>> Start Records provided

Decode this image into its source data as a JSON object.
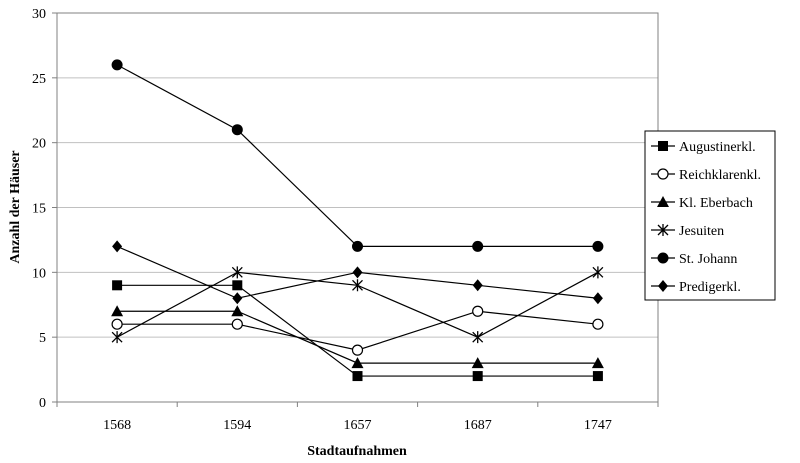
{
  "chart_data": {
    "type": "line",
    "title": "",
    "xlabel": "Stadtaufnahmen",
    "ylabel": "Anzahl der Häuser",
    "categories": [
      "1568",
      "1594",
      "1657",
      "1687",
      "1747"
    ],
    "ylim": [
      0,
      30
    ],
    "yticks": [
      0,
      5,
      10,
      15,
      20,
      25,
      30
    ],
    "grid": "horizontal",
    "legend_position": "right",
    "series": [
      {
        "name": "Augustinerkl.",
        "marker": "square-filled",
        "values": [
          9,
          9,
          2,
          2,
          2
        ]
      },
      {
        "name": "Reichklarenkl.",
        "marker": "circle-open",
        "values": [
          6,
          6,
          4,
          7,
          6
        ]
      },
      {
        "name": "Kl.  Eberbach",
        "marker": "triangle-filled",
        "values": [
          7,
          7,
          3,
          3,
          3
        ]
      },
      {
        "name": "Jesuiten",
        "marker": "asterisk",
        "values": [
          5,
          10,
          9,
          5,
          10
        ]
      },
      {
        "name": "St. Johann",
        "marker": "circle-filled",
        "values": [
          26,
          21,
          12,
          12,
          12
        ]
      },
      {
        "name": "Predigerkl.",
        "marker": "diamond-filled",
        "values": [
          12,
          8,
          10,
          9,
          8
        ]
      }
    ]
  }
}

>> End Records provided
>> Start Records provided

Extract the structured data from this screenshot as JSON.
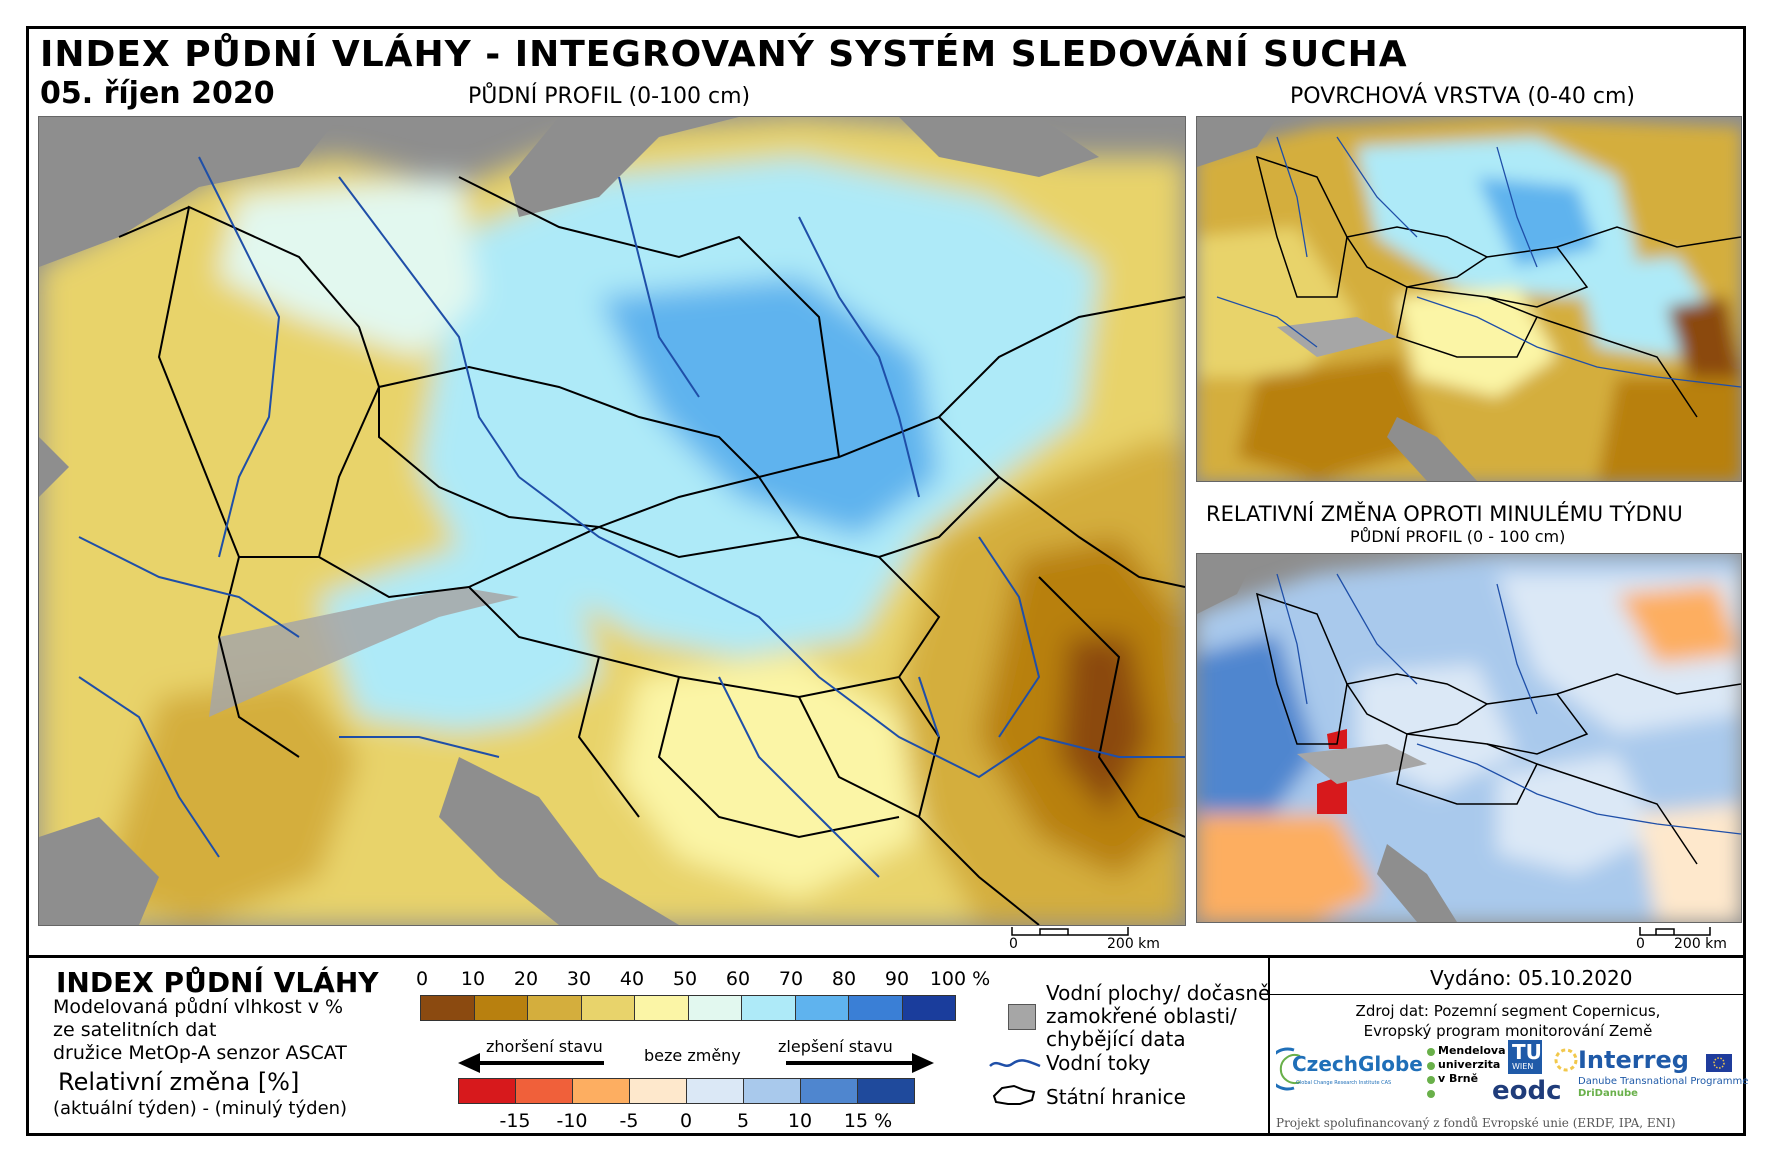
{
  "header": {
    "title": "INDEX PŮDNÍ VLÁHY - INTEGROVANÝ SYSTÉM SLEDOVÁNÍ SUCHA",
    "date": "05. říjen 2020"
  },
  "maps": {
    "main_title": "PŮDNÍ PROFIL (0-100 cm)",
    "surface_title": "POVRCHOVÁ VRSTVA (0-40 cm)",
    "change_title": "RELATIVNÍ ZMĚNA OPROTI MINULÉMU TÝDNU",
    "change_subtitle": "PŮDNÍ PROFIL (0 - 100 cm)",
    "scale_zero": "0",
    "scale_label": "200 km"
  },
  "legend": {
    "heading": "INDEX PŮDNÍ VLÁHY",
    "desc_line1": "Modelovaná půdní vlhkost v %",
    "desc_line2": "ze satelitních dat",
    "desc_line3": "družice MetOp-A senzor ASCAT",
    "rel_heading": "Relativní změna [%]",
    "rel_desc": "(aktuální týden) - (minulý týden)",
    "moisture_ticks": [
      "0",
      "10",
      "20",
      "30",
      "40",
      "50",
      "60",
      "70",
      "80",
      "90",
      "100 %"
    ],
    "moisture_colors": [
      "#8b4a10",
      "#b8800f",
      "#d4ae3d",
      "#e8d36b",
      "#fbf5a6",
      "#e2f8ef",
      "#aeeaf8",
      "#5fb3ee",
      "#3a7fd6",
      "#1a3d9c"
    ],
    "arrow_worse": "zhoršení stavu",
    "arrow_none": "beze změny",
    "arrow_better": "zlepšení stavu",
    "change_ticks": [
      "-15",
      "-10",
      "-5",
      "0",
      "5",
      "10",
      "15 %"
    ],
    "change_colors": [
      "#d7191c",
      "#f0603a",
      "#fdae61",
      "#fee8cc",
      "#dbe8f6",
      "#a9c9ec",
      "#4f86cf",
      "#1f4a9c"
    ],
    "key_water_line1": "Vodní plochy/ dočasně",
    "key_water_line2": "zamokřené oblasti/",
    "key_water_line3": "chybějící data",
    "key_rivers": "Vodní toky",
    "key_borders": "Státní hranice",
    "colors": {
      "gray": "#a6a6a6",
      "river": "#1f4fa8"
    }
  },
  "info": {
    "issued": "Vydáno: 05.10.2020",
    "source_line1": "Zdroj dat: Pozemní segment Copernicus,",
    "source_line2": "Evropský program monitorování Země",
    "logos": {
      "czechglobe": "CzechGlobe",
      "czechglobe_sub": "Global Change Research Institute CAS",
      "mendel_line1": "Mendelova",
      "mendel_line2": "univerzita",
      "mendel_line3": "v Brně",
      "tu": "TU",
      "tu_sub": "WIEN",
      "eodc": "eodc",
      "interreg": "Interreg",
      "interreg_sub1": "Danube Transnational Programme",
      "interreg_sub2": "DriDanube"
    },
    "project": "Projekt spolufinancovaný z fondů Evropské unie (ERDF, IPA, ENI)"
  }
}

>> End Records provided

Task: Scan the records above for the string "this", then report every line that contains it.

Answer to the problem:
Decode this image into its source data as a JSON object.
Extract the structured data from this screenshot as JSON.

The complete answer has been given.